### DIRECTIONS
Report how many lines in the records below contain the word "this". Give only the number.

### STORED ROWS

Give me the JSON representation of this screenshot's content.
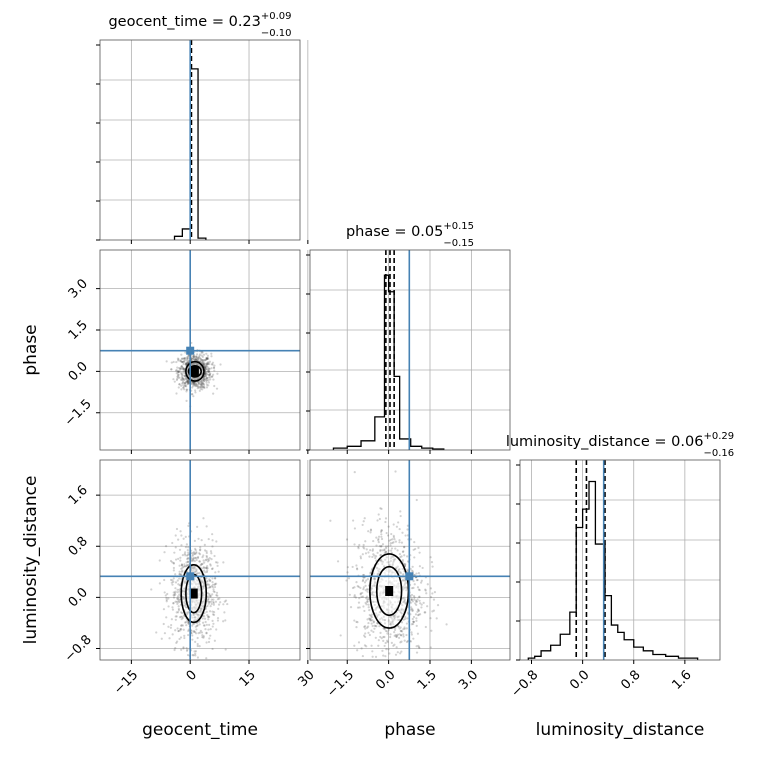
{
  "chart_data": {
    "type": "corner",
    "parameters": [
      "geocent_time",
      "phase",
      "luminosity_distance"
    ],
    "titles": [
      {
        "param": "geocent_time",
        "label": "geocent_time = 0.23",
        "plus": "+0.09",
        "minus": "−0.10"
      },
      {
        "param": "phase",
        "label": "phase = 0.05",
        "plus": "+0.15",
        "minus": "−0.15"
      },
      {
        "param": "luminosity_distance",
        "label": "luminosity_distance = 0.06",
        "plus": "+0.29",
        "minus": "−0.16"
      }
    ],
    "ranges": {
      "geocent_time": [
        -23,
        28
      ],
      "phase": [
        -2.85,
        4.4
      ],
      "luminosity_distance": [
        -0.98,
        2.15
      ]
    },
    "ticks": {
      "geocent_time": {
        "values": [
          -15,
          0,
          15,
          30
        ],
        "labels": [
          "−15",
          "0",
          "15",
          "30"
        ]
      },
      "phase": {
        "values": [
          -1.5,
          0.0,
          1.5,
          3.0
        ],
        "labels": [
          "−1.5",
          "0.0",
          "1.5",
          "3.0"
        ]
      },
      "luminosity_distance": {
        "values": [
          -0.8,
          0.0,
          0.8,
          1.6
        ],
        "labels": [
          "−0.8",
          "0.0",
          "0.8",
          "1.6"
        ]
      }
    },
    "truths": {
      "geocent_time": 0.0,
      "phase": 0.75,
      "luminosity_distance": 0.33
    },
    "quantiles": {
      "geocent_time": [
        0.13,
        0.23,
        0.32
      ],
      "phase": [
        -0.1,
        0.05,
        0.2
      ],
      "luminosity_distance": [
        -0.1,
        0.06,
        0.35
      ]
    },
    "histograms": {
      "geocent_time": {
        "edges": [
          -4,
          -2,
          0,
          2,
          4
        ],
        "counts": [
          0.02,
          0.06,
          0.93,
          0.01
        ]
      },
      "phase": {
        "edges": [
          -2.0,
          -1.5,
          -1.0,
          -0.5,
          -0.15,
          0.0,
          0.2,
          0.4,
          0.8,
          1.2,
          1.6,
          2.0
        ],
        "counts": [
          0.01,
          0.02,
          0.05,
          0.18,
          0.95,
          0.86,
          0.4,
          0.06,
          0.02,
          0.01,
          0.005
        ]
      },
      "luminosity_distance": {
        "edges": [
          -0.85,
          -0.75,
          -0.65,
          -0.5,
          -0.35,
          -0.2,
          -0.1,
          0.0,
          0.1,
          0.2,
          0.35,
          0.45,
          0.55,
          0.65,
          0.8,
          0.95,
          1.1,
          1.3,
          1.5,
          1.8
        ],
        "counts": [
          0.01,
          0.02,
          0.05,
          0.08,
          0.14,
          0.26,
          0.72,
          0.82,
          0.97,
          0.63,
          0.35,
          0.19,
          0.15,
          0.11,
          0.07,
          0.05,
          0.03,
          0.02,
          0.01
        ]
      }
    },
    "contours": [
      {
        "x": "geocent_time",
        "y": "phase",
        "center": [
          1.2,
          0.0
        ],
        "levels": [
          {
            "rx": 2.3,
            "ry": 0.35
          },
          {
            "rx": 1.6,
            "ry": 0.2
          }
        ]
      },
      {
        "x": "geocent_time",
        "y": "luminosity_distance",
        "center": [
          0.9,
          0.06
        ],
        "levels": [
          {
            "rx": 3.2,
            "ry": 0.45
          },
          {
            "rx": 2.0,
            "ry": 0.3
          }
        ]
      },
      {
        "x": "phase",
        "y": "luminosity_distance",
        "center": [
          0.02,
          0.1
        ],
        "levels": [
          {
            "rx": 0.7,
            "ry": 0.58
          },
          {
            "rx": 0.45,
            "ry": 0.38
          }
        ]
      }
    ],
    "colors": {
      "hist": "#000000",
      "truth": "#4682b4",
      "grid": "#b0b0b0",
      "points": "#4d4d4d"
    },
    "grid": true
  }
}
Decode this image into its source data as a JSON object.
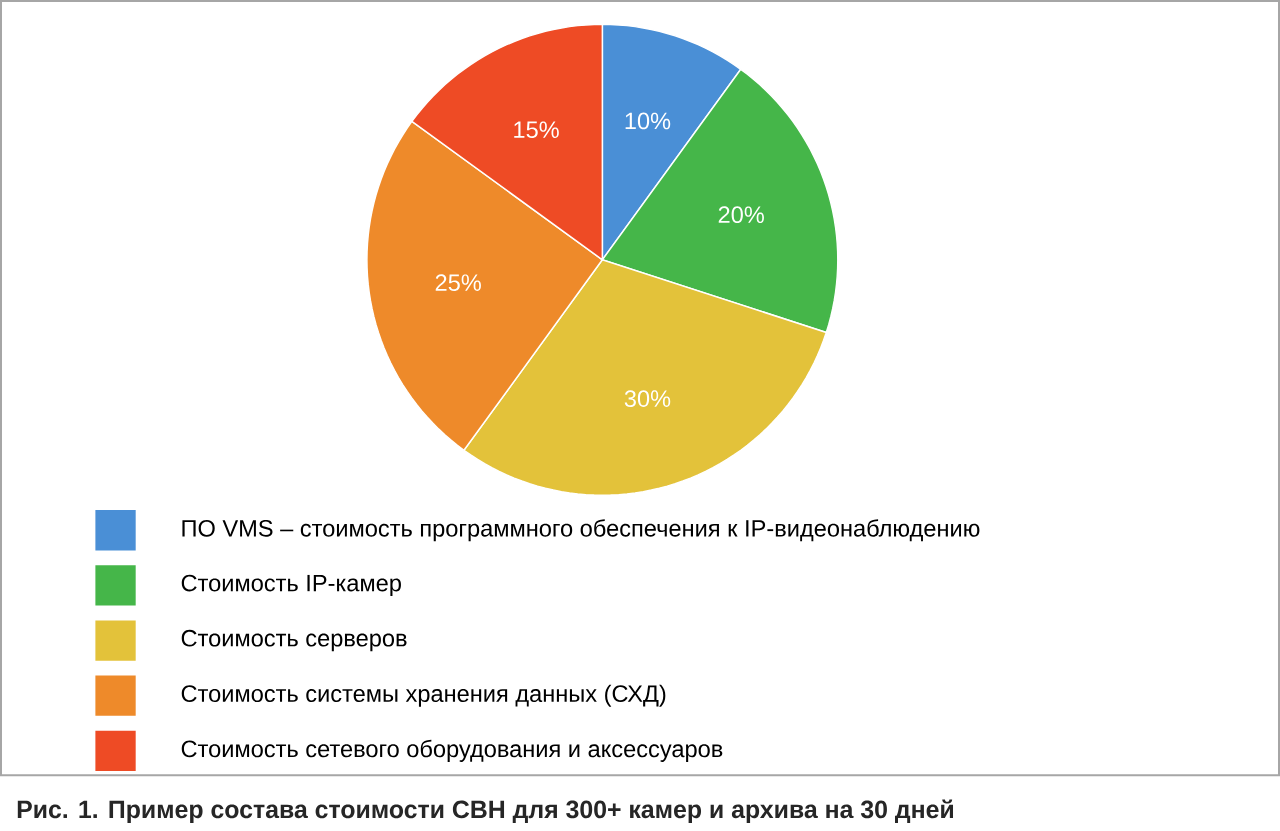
{
  "chart_data": {
    "type": "pie",
    "categories": [
      "ПО VMS – стоимость программного обеспечения к IP-видеонаблюдению",
      "Стоимость IP-камер",
      "Стоимость серверов",
      "Стоимость системы хранения данных (СХД)",
      "Стоимость сетевого оборудования и аксессуаров"
    ],
    "values": [
      10,
      20,
      30,
      25,
      15
    ],
    "colors": [
      "#4a8fd6",
      "#45b649",
      "#e3c23a",
      "#ee8a2a",
      "#ee4b25"
    ],
    "value_labels": [
      "10%",
      "20%",
      "30%",
      "25%",
      "15%"
    ],
    "legend": "bottom",
    "annotations": [
      "Рис. 1. Пример состава стоимости СВН для 300+ камер и архива на 30 дней"
    ]
  }
}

### WRITTEN ANSWER
2